▼

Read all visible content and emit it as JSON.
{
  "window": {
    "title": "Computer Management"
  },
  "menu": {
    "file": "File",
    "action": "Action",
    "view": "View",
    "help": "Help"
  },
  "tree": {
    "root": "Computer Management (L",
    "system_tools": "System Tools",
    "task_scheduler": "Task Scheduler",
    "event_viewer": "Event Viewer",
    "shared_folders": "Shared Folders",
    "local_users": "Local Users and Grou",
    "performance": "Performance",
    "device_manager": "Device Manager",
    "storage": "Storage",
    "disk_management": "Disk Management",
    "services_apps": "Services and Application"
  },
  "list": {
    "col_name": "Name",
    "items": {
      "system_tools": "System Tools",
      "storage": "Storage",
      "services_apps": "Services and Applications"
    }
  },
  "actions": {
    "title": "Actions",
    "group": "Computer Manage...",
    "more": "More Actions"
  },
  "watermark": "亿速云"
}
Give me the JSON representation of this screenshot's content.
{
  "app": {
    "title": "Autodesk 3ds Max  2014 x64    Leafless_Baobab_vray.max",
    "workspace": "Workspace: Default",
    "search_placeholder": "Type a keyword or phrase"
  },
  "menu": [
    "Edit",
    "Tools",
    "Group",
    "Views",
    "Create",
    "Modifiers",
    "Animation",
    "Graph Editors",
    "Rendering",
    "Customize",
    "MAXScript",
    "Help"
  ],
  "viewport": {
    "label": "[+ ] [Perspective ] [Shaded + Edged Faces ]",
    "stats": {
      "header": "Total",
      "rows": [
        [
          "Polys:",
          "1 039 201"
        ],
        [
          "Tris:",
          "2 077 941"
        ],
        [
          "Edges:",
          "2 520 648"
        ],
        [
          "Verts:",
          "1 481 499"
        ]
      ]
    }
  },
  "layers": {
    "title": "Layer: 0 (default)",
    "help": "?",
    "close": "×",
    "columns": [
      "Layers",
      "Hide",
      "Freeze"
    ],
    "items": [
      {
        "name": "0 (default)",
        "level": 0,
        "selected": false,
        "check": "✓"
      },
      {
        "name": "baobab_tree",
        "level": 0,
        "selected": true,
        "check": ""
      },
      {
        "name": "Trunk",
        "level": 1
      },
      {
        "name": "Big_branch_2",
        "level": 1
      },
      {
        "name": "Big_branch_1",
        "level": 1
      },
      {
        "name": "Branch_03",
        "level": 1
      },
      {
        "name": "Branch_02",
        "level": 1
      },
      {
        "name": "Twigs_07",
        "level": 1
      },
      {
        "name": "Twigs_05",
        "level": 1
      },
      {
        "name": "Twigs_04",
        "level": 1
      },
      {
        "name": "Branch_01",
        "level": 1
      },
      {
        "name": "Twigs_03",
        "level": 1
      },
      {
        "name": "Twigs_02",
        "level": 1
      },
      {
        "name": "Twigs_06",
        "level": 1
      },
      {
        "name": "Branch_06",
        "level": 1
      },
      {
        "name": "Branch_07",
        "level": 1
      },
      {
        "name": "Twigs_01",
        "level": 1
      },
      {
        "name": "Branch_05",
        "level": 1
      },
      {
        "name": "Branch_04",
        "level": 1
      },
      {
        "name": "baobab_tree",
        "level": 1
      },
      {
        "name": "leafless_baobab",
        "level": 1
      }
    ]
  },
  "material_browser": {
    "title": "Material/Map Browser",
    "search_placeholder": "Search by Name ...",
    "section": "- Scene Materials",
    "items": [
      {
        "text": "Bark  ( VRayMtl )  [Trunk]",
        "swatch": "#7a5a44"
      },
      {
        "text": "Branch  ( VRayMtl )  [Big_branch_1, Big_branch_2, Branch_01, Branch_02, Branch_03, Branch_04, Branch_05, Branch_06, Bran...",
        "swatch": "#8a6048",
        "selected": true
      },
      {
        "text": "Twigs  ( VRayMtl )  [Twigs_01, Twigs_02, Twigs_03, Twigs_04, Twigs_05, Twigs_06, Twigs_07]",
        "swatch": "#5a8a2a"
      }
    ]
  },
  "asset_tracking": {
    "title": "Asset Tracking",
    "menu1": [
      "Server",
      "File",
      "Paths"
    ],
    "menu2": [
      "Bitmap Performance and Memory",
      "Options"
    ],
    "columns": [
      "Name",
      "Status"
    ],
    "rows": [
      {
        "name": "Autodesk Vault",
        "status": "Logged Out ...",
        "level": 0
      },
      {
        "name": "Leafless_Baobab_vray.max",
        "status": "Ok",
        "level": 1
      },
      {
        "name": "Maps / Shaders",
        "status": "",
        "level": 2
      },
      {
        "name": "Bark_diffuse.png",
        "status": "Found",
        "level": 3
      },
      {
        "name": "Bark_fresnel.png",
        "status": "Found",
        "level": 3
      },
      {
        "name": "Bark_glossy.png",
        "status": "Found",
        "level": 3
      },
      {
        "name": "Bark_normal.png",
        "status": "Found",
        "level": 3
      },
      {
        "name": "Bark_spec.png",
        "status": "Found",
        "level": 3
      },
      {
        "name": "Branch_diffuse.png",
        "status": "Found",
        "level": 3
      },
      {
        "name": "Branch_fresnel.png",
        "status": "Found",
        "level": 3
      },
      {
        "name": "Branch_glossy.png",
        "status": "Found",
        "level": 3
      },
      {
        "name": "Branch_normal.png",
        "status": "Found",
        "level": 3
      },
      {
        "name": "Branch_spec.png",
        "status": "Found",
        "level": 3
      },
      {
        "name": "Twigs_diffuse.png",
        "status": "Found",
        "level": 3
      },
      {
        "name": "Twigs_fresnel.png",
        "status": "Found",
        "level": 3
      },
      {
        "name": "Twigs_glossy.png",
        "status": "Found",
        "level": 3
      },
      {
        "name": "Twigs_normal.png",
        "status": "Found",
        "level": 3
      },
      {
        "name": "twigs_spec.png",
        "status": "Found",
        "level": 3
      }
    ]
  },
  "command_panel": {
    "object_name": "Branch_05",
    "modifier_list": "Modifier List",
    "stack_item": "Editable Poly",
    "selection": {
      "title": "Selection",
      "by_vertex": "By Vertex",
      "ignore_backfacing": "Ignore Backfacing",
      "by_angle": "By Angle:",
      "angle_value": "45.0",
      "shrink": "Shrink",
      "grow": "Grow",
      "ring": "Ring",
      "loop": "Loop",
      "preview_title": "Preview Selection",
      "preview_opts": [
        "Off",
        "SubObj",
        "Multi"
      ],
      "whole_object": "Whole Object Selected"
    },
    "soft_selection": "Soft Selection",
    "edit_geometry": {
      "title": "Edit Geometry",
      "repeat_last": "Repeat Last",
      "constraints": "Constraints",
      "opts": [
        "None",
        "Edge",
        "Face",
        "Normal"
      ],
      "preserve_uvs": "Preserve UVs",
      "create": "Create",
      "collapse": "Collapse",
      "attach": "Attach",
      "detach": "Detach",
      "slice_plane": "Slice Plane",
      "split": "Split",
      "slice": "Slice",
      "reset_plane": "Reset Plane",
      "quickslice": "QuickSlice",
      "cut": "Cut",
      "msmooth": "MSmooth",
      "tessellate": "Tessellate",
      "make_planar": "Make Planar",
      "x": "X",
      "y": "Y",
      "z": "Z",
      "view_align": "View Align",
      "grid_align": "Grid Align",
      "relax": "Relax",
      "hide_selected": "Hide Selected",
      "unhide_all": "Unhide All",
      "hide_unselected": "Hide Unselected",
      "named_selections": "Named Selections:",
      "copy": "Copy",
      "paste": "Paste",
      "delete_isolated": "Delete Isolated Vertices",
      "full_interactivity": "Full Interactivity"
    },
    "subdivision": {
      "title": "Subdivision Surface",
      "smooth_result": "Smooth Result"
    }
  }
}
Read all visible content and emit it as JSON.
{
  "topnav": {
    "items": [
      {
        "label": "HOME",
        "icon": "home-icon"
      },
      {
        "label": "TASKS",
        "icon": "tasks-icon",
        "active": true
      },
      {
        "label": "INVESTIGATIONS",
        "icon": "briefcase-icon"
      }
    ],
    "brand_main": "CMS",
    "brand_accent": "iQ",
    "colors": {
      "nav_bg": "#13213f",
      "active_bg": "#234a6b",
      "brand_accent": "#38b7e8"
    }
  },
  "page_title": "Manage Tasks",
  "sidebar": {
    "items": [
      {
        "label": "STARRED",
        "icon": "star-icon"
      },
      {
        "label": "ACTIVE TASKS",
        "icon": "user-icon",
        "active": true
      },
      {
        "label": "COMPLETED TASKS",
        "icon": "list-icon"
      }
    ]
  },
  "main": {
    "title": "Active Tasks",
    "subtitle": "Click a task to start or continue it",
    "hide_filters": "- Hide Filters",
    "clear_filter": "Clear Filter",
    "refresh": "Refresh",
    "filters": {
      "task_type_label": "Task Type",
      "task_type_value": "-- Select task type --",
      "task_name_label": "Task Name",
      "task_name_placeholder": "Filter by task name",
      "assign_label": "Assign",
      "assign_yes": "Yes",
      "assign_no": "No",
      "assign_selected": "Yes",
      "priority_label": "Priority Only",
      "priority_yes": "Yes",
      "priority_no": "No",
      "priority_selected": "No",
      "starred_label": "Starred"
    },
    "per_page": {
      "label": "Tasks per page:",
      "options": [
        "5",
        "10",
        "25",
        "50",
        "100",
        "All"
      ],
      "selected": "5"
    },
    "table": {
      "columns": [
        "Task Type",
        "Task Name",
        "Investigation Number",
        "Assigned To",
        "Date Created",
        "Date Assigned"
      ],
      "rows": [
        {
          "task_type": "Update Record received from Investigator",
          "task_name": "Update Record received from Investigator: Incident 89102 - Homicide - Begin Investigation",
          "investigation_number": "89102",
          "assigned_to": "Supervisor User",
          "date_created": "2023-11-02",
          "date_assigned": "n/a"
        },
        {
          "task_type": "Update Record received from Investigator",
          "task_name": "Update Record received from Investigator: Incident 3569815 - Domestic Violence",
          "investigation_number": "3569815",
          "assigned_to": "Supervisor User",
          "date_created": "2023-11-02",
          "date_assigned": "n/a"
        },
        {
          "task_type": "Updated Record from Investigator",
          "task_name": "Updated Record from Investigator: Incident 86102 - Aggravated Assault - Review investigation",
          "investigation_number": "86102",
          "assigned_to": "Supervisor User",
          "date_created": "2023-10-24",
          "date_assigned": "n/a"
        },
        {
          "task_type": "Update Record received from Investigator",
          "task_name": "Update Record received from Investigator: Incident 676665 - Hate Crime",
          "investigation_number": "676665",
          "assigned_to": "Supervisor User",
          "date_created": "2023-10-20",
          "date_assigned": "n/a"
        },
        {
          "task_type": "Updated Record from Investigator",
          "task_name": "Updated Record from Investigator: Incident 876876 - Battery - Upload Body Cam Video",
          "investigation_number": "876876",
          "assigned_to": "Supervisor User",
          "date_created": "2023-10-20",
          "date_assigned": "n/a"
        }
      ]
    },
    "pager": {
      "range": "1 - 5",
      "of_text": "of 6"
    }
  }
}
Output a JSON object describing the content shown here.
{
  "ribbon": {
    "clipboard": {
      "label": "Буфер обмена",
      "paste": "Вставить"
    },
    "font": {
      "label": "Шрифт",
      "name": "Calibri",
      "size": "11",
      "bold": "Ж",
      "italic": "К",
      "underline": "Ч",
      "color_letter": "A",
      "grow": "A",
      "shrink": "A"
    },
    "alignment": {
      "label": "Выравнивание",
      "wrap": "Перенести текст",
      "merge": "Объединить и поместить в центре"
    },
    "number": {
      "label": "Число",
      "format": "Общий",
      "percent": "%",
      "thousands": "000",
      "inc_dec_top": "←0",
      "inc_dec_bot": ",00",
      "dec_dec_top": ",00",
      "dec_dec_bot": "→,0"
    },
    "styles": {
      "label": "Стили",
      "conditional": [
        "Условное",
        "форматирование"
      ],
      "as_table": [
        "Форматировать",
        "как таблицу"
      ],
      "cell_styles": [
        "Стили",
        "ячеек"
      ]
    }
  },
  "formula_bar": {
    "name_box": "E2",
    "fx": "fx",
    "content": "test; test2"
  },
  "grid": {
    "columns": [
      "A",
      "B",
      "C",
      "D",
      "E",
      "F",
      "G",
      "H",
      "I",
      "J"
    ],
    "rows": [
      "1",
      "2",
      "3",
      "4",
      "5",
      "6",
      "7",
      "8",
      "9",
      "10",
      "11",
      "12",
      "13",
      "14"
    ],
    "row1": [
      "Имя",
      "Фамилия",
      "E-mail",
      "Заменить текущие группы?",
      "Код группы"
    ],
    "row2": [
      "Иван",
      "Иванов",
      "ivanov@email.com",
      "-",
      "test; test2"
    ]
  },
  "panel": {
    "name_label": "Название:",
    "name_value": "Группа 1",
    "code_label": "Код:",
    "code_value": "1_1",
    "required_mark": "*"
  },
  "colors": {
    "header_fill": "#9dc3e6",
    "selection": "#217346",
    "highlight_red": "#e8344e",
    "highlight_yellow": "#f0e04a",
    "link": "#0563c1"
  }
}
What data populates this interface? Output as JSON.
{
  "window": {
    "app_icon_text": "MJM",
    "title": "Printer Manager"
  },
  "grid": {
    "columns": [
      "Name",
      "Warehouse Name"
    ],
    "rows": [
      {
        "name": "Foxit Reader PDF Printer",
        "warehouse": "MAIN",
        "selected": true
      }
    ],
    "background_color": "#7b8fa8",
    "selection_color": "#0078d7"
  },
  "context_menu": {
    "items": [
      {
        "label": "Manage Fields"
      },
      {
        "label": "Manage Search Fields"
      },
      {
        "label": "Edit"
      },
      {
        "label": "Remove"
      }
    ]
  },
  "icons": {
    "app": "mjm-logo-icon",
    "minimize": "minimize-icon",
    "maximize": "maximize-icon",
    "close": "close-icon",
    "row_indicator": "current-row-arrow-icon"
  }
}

▲

- [WORK TO COMPLETE]: Pick out every line of the listing containing the word "Updated", and show those lines.

- [SOLUTION FOR THIS EXERCISE]:
          "task_type": "Updated Record from Investigator",
          "task_name": "Updated Record from Investigator: Incident 86102 - Aggravated Assault - Review investigation",
          "task_type": "Updated Record from Investigator",
          "task_name": "Updated Record from Investigator: Incident 876876 - Battery - Upload Body Cam Video",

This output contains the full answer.